Stated goal: Please output the records below in full, exactly as given, but without the images.
━━━━━━━━
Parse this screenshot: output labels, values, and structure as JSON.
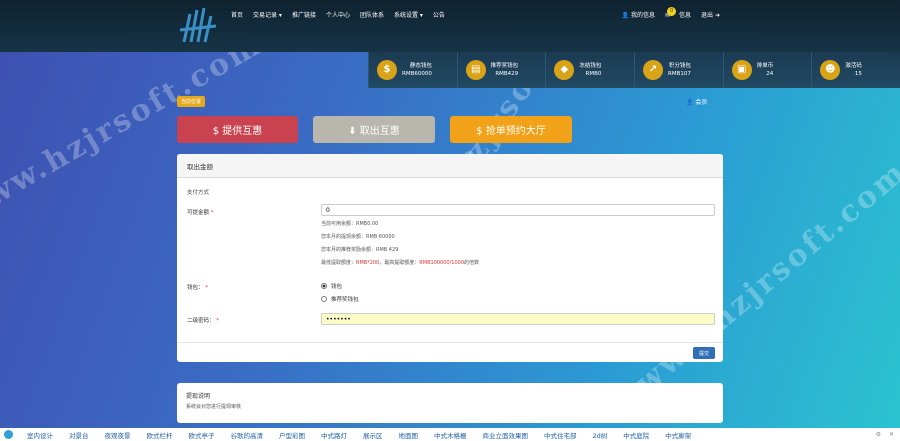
{
  "nav": {
    "items": [
      "首页",
      "交易记录 ▾",
      "推广链接",
      "个人中心",
      "团队体系",
      "系统设置 ▾",
      "公告"
    ],
    "right": {
      "profile": "我的信息",
      "messages": "信息",
      "messages_count": "0",
      "logout": "退出"
    }
  },
  "stats": [
    {
      "icon": "$",
      "label": "静态钱包",
      "value": "RMB60000"
    },
    {
      "icon": "▤",
      "label": "推荐奖钱包",
      "value": "RMB429"
    },
    {
      "icon": "◆",
      "label": "冻结钱包",
      "value": "RMB0"
    },
    {
      "icon": "↗",
      "label": "积分钱包",
      "value": "RMB107"
    },
    {
      "icon": "▣",
      "label": "排单币",
      "value": "24"
    },
    {
      "icon": "☻",
      "label": "激活码",
      "value": "15"
    }
  ],
  "breadcrumb": "当前位置",
  "user_mini": "会员",
  "buttons": {
    "provide": "$ 提供互惠",
    "withdraw": "⬇ 取出互惠",
    "order": "$ 抢单预约大厅"
  },
  "panel": {
    "title": "取出金额",
    "section": "支付方式",
    "amount_label": "可提金额",
    "amount_value": "0",
    "hints": [
      "当前可用余额：RMB0.00",
      "您本月的提现余额：RMB 60000",
      "您本月的推荐奖励余额：RMB 429"
    ],
    "hint4_prefix": "最低提取额度：",
    "hint4_red1": "RMB*200",
    "hint4_mid": "，最高提取额度：",
    "hint4_red2": "RMB100000/1000",
    "hint4_suffix": "的倍数",
    "wallet_label": "钱包：",
    "radio1": "钱包",
    "radio2": "推荐奖钱包",
    "password_label": "二级密码：",
    "password_value": "•••••••",
    "submit": "提交"
  },
  "panel2": {
    "title": "提现说明",
    "text": "系统会对您进行提现审核"
  },
  "bottom_links": [
    "室内设计",
    "对景台",
    "夜观夜景",
    "欧式栏杆",
    "欧式亭子",
    "谷歌的高清",
    "户型彩图",
    "中式路灯",
    "展示区",
    "地面图",
    "中式木格栅",
    "商业立面效果图",
    "中式住宅部",
    "2d树",
    "中式庭院",
    "中式廊架"
  ],
  "watermarks": [
    "www.hzjrsoft.com",
    "www.hzjrsoft.com",
    "www.hzjrsoft.com",
    "www.hzjrsoft.com"
  ]
}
━━━━━━━━
Response to this task:
Parse this screenshot: output labels, values, and structure as JSON.
{
  "nav": {
    "items": [
      "首页",
      "交易记录 ▾",
      "推广链接",
      "个人中心",
      "团队体系",
      "系统设置 ▾",
      "公告"
    ],
    "right": {
      "profile": "我的信息",
      "messages": "信息",
      "messages_count": "0",
      "logout": "退出"
    }
  },
  "stats": [
    {
      "icon": "$",
      "label": "静态钱包",
      "value": "RMB60000"
    },
    {
      "icon": "▤",
      "label": "推荐奖钱包",
      "value": "RMB429"
    },
    {
      "icon": "◆",
      "label": "冻结钱包",
      "value": "RMB0"
    },
    {
      "icon": "↗",
      "label": "积分钱包",
      "value": "RMB107"
    },
    {
      "icon": "▣",
      "label": "排单币",
      "value": "24"
    },
    {
      "icon": "☻",
      "label": "激活码",
      "value": "15"
    }
  ],
  "breadcrumb": "当前位置",
  "user_mini": "会员",
  "buttons": {
    "provide": "$ 提供互惠",
    "withdraw": "⬇ 取出互惠",
    "order": "$ 抢单预约大厅"
  },
  "panel": {
    "title": "取出金额",
    "section": "支付方式",
    "amount_label": "可提金额",
    "amount_value": "0",
    "hints": [
      "当前可用余额：RMB0.00",
      "您本月的提现余额：RMB 60000",
      "您本月的推荐奖励余额：RMB 429"
    ],
    "hint4_prefix": "最低提取额度：",
    "hint4_red1": "RMB*200",
    "hint4_mid": "，最高提取额度：",
    "hint4_red2": "RMB100000/1000",
    "hint4_suffix": "的倍数",
    "wallet_label": "钱包：",
    "radio1": "钱包",
    "radio2": "推荐奖钱包",
    "password_label": "二级密码：",
    "password_value": "•••••••",
    "submit": "提交"
  },
  "panel2": {
    "title": "提现说明",
    "text": "系统会对您进行提现审核"
  },
  "bottom_links": [
    "室内设计",
    "对景台",
    "夜观夜景",
    "欧式栏杆",
    "欧式亭子",
    "谷歌的高清",
    "户型彩图",
    "中式路灯",
    "展示区",
    "地面图",
    "中式木格栅",
    "商业立面效果图",
    "中式住宅部",
    "2d树",
    "中式庭院",
    "中式廊架"
  ],
  "watermarks": [
    "www.hzjrsoft.com",
    "www.hzjrsoft.com",
    "www.hzjrsoft.com",
    "www.hzjrsoft.com"
  ]
}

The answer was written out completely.